Material provided:

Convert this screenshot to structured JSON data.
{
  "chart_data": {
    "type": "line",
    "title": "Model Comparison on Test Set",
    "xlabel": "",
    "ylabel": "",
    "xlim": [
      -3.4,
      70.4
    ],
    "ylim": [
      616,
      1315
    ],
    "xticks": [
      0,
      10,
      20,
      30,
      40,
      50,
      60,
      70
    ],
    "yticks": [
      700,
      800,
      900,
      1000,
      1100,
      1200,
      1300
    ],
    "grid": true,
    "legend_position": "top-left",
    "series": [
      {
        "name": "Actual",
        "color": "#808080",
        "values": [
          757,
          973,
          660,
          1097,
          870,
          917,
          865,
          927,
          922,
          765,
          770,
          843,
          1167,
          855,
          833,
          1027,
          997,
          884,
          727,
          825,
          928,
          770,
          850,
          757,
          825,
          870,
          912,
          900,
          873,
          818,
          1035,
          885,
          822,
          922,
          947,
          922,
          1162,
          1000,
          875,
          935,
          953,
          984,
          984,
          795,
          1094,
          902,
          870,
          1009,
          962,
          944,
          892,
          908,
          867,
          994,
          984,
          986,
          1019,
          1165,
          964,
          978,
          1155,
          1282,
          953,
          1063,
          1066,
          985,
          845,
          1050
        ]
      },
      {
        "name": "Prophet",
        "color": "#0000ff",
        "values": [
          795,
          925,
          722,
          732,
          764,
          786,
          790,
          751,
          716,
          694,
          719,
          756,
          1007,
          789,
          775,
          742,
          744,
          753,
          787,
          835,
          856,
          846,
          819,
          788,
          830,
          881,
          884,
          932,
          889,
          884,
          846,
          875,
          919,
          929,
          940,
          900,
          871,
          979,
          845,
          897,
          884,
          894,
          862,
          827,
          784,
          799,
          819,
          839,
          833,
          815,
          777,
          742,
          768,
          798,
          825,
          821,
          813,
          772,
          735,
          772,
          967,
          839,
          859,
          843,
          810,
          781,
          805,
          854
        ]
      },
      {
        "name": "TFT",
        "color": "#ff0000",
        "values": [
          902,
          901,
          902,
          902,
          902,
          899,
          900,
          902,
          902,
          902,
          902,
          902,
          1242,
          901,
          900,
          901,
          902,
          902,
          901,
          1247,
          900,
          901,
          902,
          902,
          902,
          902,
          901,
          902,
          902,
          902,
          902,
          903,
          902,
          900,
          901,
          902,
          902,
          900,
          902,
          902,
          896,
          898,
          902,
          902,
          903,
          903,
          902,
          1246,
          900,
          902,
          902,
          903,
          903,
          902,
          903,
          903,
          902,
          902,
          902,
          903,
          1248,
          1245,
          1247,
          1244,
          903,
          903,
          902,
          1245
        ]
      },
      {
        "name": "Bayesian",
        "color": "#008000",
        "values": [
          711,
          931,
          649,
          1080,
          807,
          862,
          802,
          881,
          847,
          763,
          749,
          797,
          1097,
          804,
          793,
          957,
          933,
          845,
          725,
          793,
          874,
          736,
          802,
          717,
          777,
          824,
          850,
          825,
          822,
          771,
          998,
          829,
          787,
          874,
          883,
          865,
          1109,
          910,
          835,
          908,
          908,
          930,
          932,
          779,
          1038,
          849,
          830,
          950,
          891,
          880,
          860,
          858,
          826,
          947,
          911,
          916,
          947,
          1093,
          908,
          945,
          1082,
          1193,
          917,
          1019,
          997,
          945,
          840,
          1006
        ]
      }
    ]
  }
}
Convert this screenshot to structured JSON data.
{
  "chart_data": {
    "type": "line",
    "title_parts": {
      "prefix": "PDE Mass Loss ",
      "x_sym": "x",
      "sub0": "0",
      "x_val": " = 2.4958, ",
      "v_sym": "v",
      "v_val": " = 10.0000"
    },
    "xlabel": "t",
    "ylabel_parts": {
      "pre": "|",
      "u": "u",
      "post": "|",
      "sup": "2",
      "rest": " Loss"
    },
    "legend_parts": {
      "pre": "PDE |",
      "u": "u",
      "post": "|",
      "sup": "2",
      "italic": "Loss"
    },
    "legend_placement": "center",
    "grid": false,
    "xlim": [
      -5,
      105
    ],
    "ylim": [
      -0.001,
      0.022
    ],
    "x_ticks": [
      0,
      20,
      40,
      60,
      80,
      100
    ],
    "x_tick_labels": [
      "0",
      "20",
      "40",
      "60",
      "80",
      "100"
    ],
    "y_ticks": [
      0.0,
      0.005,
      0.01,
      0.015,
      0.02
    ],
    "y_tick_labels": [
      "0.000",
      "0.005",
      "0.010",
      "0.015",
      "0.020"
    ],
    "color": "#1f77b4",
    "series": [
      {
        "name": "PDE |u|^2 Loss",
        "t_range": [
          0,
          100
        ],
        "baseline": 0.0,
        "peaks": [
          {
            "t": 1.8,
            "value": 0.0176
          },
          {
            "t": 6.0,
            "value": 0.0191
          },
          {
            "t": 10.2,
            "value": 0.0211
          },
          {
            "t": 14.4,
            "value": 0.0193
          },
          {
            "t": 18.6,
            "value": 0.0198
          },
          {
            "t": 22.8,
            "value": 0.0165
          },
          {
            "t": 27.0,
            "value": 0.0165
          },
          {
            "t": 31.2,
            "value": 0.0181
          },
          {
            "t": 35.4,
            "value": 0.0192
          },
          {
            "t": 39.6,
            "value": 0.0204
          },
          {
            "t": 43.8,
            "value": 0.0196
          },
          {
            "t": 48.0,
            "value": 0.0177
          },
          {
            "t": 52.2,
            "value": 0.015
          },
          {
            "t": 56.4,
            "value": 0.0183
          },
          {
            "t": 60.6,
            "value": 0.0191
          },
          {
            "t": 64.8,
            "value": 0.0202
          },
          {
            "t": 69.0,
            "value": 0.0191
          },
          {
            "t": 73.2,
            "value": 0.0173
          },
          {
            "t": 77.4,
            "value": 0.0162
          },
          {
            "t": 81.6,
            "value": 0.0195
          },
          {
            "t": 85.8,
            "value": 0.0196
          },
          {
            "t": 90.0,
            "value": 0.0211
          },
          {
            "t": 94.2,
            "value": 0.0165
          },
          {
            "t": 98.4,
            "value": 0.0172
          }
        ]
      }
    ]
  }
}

Task objective:
Retype all the material above precisely, with no line left out.

Exercise answer:
Convert this screenshot to structured JSON data.
{
  "chart_data": {
    "type": "line",
    "title": "Model Comparison on Test Set",
    "xlabel": "",
    "ylabel": "",
    "xlim": [
      -3.4,
      70.4
    ],
    "ylim": [
      616,
      1315
    ],
    "xticks": [
      0,
      10,
      20,
      30,
      40,
      50,
      60,
      70
    ],
    "yticks": [
      700,
      800,
      900,
      1000,
      1100,
      1200,
      1300
    ],
    "grid": true,
    "legend_position": "top-left",
    "series": [
      {
        "name": "Actual",
        "color": "#808080",
        "values": [
          757,
          973,
          660,
          1097,
          870,
          917,
          865,
          927,
          922,
          765,
          770,
          843,
          1167,
          855,
          833,
          1027,
          997,
          884,
          727,
          825,
          928,
          770,
          850,
          757,
          825,
          870,
          912,
          900,
          873,
          818,
          1035,
          885,
          822,
          922,
          947,
          922,
          1162,
          1000,
          875,
          935,
          953,
          984,
          984,
          795,
          1094,
          902,
          870,
          1009,
          962,
          944,
          892,
          908,
          867,
          994,
          984,
          986,
          1019,
          1165,
          964,
          978,
          1155,
          1282,
          953,
          1063,
          1066,
          985,
          845,
          1050
        ]
      },
      {
        "name": "Prophet",
        "color": "#0000ff",
        "values": [
          795,
          925,
          722,
          732,
          764,
          786,
          790,
          751,
          716,
          694,
          719,
          756,
          1007,
          789,
          775,
          742,
          744,
          753,
          787,
          835,
          856,
          846,
          819,
          788,
          830,
          881,
          884,
          932,
          889,
          884,
          846,
          875,
          919,
          929,
          940,
          900,
          871,
          979,
          845,
          897,
          884,
          894,
          862,
          827,
          784,
          799,
          819,
          839,
          833,
          815,
          777,
          742,
          768,
          798,
          825,
          821,
          813,
          772,
          735,
          772,
          967,
          839,
          859,
          843,
          810,
          781,
          805,
          854
        ]
      },
      {
        "name": "TFT",
        "color": "#ff0000",
        "values": [
          902,
          901,
          902,
          902,
          902,
          899,
          900,
          902,
          902,
          902,
          902,
          902,
          1242,
          901,
          900,
          901,
          902,
          902,
          901,
          1247,
          900,
          901,
          902,
          902,
          902,
          902,
          901,
          902,
          902,
          902,
          902,
          903,
          902,
          900,
          901,
          902,
          902,
          900,
          902,
          902,
          896,
          898,
          902,
          902,
          903,
          903,
          902,
          1246,
          900,
          902,
          902,
          903,
          903,
          902,
          903,
          903,
          902,
          902,
          902,
          903,
          1248,
          1245,
          1247,
          1244,
          903,
          903,
          902,
          1245
        ]
      },
      {
        "name": "Bayesian",
        "color": "#008000",
        "values": [
          711,
          931,
          649,
          1080,
          807,
          862,
          802,
          881,
          847,
          763,
          749,
          797,
          1097,
          804,
          793,
          957,
          933,
          845,
          725,
          793,
          874,
          736,
          802,
          717,
          777,
          824,
          850,
          825,
          822,
          771,
          998,
          829,
          787,
          874,
          883,
          865,
          1109,
          910,
          835,
          908,
          908,
          930,
          932,
          779,
          1038,
          849,
          830,
          950,
          891,
          880,
          860,
          858,
          826,
          947,
          911,
          916,
          947,
          1093,
          908,
          945,
          1082,
          1193,
          917,
          1019,
          997,
          945,
          840,
          1006
        ]
      }
    ]
  }
}
Convert this screenshot to structured JSON data.
{
  "chart_data": {
    "type": "line",
    "title_parts": {
      "prefix": "PDE Mass Loss ",
      "x_sym": "x",
      "sub0": "0",
      "x_val": " = 2.4958, ",
      "v_sym": "v",
      "v_val": " = 10.0000"
    },
    "xlabel": "t",
    "ylabel_parts": {
      "pre": "|",
      "u": "u",
      "post": "|",
      "sup": "2",
      "rest": " Loss"
    },
    "legend_parts": {
      "pre": "PDE |",
      "u": "u",
      "post": "|",
      "sup": "2",
      "italic": "Loss"
    },
    "legend_placement": "center",
    "grid": false,
    "xlim": [
      -5,
      105
    ],
    "ylim": [
      -0.001,
      0.022
    ],
    "x_ticks": [
      0,
      20,
      40,
      60,
      80,
      100
    ],
    "x_tick_labels": [
      "0",
      "20",
      "40",
      "60",
      "80",
      "100"
    ],
    "y_ticks": [
      0.0,
      0.005,
      0.01,
      0.015,
      0.02
    ],
    "y_tick_labels": [
      "0.000",
      "0.005",
      "0.010",
      "0.015",
      "0.020"
    ],
    "color": "#1f77b4",
    "series": [
      {
        "name": "PDE |u|^2 Loss",
        "t_range": [
          0,
          100
        ],
        "baseline": 0.0,
        "peaks": [
          {
            "t": 1.8,
            "value": 0.0176
          },
          {
            "t": 6.0,
            "value": 0.0191
          },
          {
            "t": 10.2,
            "value": 0.0211
          },
          {
            "t": 14.4,
            "value": 0.0193
          },
          {
            "t": 18.6,
            "value": 0.0198
          },
          {
            "t": 22.8,
            "value": 0.0165
          },
          {
            "t": 27.0,
            "value": 0.0165
          },
          {
            "t": 31.2,
            "value": 0.0181
          },
          {
            "t": 35.4,
            "value": 0.0192
          },
          {
            "t": 39.6,
            "value": 0.0204
          },
          {
            "t": 43.8,
            "value": 0.0196
          },
          {
            "t": 48.0,
            "value": 0.0177
          },
          {
            "t": 52.2,
            "value": 0.015
          },
          {
            "t": 56.4,
            "value": 0.0183
          },
          {
            "t": 60.6,
            "value": 0.0191
          },
          {
            "t": 64.8,
            "value": 0.0202
          },
          {
            "t": 69.0,
            "value": 0.0191
          },
          {
            "t": 73.2,
            "value": 0.0173
          },
          {
            "t": 77.4,
            "value": 0.0162
          },
          {
            "t": 81.6,
            "value": 0.0195
          },
          {
            "t": 85.8,
            "value": 0.0196
          },
          {
            "t": 90.0,
            "value": 0.0211
          },
          {
            "t": 94.2,
            "value": 0.0165
          },
          {
            "t": 98.4,
            "value": 0.0172
          }
        ]
      }
    ]
  }
}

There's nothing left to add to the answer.